▶ SET TASK
Output the data below in full, character for character.

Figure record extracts
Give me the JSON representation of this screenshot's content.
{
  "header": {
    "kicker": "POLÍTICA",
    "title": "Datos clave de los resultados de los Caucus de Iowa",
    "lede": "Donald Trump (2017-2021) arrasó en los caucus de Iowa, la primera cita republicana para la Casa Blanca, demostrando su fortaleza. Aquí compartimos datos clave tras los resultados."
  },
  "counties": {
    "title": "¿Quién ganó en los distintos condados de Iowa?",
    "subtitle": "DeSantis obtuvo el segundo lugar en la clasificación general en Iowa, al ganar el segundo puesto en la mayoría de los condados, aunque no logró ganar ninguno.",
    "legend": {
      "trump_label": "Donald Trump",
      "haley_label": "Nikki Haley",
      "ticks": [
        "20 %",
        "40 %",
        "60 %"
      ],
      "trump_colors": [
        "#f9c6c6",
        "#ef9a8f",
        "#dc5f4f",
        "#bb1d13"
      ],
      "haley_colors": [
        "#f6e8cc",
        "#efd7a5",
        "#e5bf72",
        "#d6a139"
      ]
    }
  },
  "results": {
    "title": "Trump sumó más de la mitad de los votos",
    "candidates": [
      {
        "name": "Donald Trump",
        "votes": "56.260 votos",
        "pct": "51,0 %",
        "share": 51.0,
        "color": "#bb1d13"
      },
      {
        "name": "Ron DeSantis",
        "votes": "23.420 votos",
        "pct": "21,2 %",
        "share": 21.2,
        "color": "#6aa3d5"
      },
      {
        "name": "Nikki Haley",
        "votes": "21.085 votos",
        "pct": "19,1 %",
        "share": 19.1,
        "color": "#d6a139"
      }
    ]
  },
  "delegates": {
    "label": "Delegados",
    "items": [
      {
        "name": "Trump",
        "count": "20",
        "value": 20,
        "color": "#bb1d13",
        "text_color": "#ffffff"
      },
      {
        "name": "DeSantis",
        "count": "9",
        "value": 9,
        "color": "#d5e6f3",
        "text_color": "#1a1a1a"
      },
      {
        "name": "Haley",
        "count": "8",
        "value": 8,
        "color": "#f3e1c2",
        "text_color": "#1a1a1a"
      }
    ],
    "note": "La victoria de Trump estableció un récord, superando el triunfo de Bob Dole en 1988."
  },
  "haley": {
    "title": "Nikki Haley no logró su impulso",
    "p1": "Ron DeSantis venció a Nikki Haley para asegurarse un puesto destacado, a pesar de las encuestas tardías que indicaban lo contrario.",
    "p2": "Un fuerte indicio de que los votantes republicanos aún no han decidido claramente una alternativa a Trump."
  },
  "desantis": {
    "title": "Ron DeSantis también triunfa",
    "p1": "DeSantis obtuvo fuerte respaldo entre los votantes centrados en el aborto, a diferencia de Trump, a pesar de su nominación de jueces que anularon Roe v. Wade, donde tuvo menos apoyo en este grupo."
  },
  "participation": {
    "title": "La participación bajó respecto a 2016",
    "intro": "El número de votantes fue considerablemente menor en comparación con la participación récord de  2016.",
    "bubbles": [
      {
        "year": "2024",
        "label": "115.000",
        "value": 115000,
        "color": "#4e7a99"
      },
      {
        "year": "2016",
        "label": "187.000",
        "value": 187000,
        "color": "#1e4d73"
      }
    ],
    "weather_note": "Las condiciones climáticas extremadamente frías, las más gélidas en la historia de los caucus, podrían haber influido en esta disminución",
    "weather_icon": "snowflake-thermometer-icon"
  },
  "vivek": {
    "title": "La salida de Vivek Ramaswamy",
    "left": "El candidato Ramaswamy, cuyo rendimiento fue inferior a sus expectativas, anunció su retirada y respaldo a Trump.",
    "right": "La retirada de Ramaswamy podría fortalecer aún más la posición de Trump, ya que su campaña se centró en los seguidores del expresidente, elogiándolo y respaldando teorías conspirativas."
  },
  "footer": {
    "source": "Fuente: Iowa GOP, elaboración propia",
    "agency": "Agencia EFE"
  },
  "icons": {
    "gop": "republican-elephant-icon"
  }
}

▶ CORRECT RESULT
Give me the JSON representation of this screenshot's content.
{
  "header": {
    "kicker": "POLÍTICA",
    "title": "Datos clave de los resultados de los Caucus de Iowa",
    "lede": "Donald Trump (2017-2021) arrasó en los caucus de Iowa, la primera cita republicana para la Casa Blanca, demostrando su fortaleza. Aquí compartimos datos clave tras los resultados."
  },
  "counties": {
    "title": "¿Quién ganó en los distintos condados de Iowa?",
    "subtitle": "DeSantis obtuvo el segundo lugar en la clasificación general en Iowa, al ganar el segundo puesto en la mayoría de los condados, aunque no logró ganar ninguno.",
    "legend": {
      "trump_label": "Donald Trump",
      "haley_label": "Nikki Haley",
      "ticks": [
        "20 %",
        "40 %",
        "60 %"
      ],
      "trump_colors": [
        "#f9c6c6",
        "#ef9a8f",
        "#dc5f4f",
        "#bb1d13"
      ],
      "haley_colors": [
        "#f6e8cc",
        "#efd7a5",
        "#e5bf72",
        "#d6a139"
      ]
    }
  },
  "results": {
    "title": "Trump sumó más de la mitad de los votos",
    "candidates": [
      {
        "name": "Donald Trump",
        "votes": "56.260 votos",
        "pct": "51,0 %",
        "share": 51.0,
        "color": "#bb1d13"
      },
      {
        "name": "Ron DeSantis",
        "votes": "23.420 votos",
        "pct": "21,2 %",
        "share": 21.2,
        "color": "#6aa3d5"
      },
      {
        "name": "Nikki Haley",
        "votes": "21.085 votos",
        "pct": "19,1 %",
        "share": 19.1,
        "color": "#d6a139"
      }
    ]
  },
  "delegates": {
    "label": "Delegados",
    "items": [
      {
        "name": "Trump",
        "count": "20",
        "value": 20,
        "color": "#bb1d13",
        "text_color": "#ffffff"
      },
      {
        "name": "DeSantis",
        "count": "9",
        "value": 9,
        "color": "#d5e6f3",
        "text_color": "#1a1a1a"
      },
      {
        "name": "Haley",
        "count": "8",
        "value": 8,
        "color": "#f3e1c2",
        "text_color": "#1a1a1a"
      }
    ],
    "note": "La victoria de Trump estableció un récord, superando el triunfo de Bob Dole en 1988."
  },
  "haley": {
    "title": "Nikki Haley no logró su impulso",
    "p1": "Ron DeSantis venció a Nikki Haley para asegurarse un puesto destacado, a pesar de las encuestas tardías que indicaban lo contrario.",
    "p2": "Un fuerte indicio de que los votantes republicanos aún no han decidido claramente una alternativa a Trump."
  },
  "desantis": {
    "title": "Ron DeSantis también triunfa",
    "p1": "DeSantis obtuvo fuerte respaldo entre los votantes centrados en el aborto, a diferencia de Trump, a pesar de su nominación de jueces que anularon Roe v. Wade, donde tuvo menos apoyo en este grupo."
  },
  "participation": {
    "title": "La participación bajó respecto a 2016",
    "intro": "El número de votantes fue considerablemente menor en comparación con la participación récord de  2016.",
    "bubbles": [
      {
        "year": "2024",
        "label": "115.000",
        "value": 115000,
        "color": "#4e7a99"
      },
      {
        "year": "2016",
        "label": "187.000",
        "value": 187000,
        "color": "#1e4d73"
      }
    ],
    "weather_note": "Las condiciones climáticas extremadamente frías, las más gélidas en la historia de los caucus, podrían haber influido en esta disminución",
    "weather_icon": "snowflake-thermometer-icon"
  },
  "vivek": {
    "title": "La salida de Vivek Ramaswamy",
    "left": "El candidato Ramaswamy, cuyo rendimiento fue inferior a sus expectativas, anunció su retirada y respaldo a Trump.",
    "right": "La retirada de Ramaswamy podría fortalecer aún más la posición de Trump, ya que su campaña se centró en los seguidores del expresidente, elogiándolo y respaldando teorías conspirativas."
  },
  "footer": {
    "source": "Fuente: Iowa GOP, elaboración propia",
    "agency": "Agencia EFE"
  },
  "icons": {
    "gop": "republican-elephant-icon"
  }
}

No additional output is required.